Instructions to follow — Copy out each line containing "know" from the entries below.

Input data —
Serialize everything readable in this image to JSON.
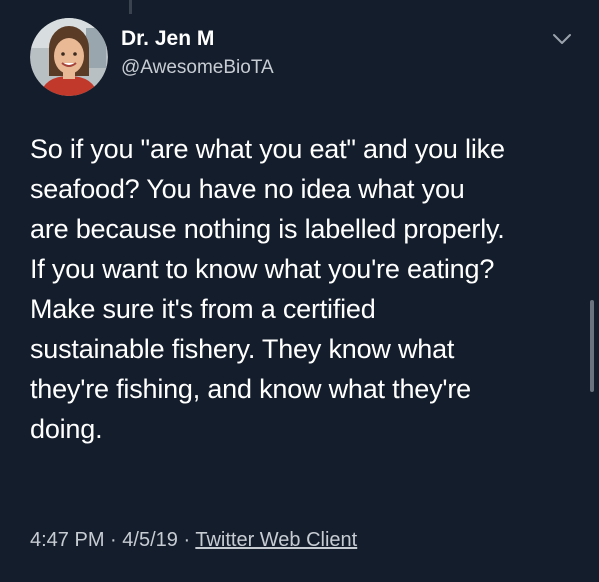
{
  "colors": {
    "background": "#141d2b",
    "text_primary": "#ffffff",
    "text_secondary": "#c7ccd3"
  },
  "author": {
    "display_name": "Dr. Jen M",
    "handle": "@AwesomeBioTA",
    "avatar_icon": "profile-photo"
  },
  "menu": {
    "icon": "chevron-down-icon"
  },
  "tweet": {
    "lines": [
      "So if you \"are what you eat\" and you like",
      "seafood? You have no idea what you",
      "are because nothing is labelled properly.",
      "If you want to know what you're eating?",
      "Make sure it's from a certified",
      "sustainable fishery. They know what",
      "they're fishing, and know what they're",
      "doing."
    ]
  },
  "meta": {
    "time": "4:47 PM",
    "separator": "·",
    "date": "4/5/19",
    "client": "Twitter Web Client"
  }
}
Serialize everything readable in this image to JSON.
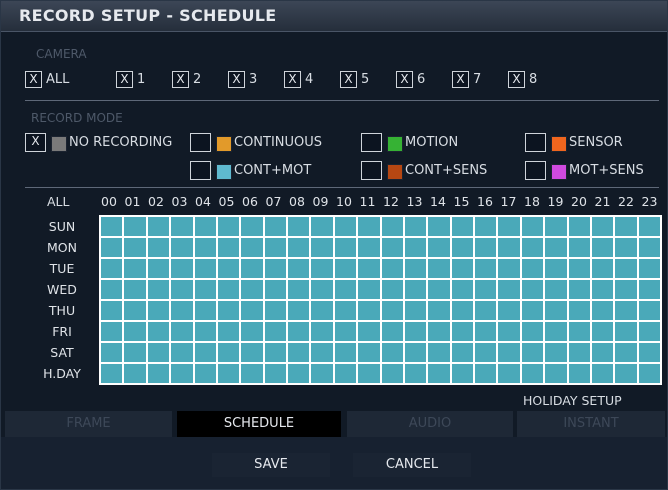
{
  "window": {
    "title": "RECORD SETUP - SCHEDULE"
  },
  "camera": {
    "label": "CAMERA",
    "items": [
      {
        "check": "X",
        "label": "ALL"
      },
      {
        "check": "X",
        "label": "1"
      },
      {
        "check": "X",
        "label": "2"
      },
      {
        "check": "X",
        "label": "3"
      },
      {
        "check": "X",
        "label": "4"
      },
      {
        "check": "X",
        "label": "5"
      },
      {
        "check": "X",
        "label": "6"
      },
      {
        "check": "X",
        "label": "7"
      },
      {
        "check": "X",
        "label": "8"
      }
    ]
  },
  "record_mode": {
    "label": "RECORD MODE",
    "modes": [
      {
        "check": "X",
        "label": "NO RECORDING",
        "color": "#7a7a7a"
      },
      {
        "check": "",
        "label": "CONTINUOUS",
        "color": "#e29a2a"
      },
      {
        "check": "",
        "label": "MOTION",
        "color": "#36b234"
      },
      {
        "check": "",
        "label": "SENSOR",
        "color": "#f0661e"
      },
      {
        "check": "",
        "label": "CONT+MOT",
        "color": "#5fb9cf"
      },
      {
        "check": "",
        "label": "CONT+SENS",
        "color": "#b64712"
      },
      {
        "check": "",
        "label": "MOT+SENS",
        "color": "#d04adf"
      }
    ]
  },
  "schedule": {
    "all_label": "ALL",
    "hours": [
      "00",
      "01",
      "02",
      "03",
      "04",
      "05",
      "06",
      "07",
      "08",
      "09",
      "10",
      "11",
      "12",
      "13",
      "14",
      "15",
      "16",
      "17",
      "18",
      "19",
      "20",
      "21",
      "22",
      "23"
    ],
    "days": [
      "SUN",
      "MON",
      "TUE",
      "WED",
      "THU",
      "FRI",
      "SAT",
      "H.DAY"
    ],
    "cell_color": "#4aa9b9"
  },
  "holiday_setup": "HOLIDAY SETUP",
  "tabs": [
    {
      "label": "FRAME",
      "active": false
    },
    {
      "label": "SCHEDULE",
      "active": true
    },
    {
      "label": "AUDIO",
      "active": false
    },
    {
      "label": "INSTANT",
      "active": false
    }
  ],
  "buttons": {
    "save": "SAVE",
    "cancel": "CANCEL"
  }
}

Result —
      "If you want to know what you're eating?",
      "sustainable fishery. They know what",
      "they're fishing, and know what they're",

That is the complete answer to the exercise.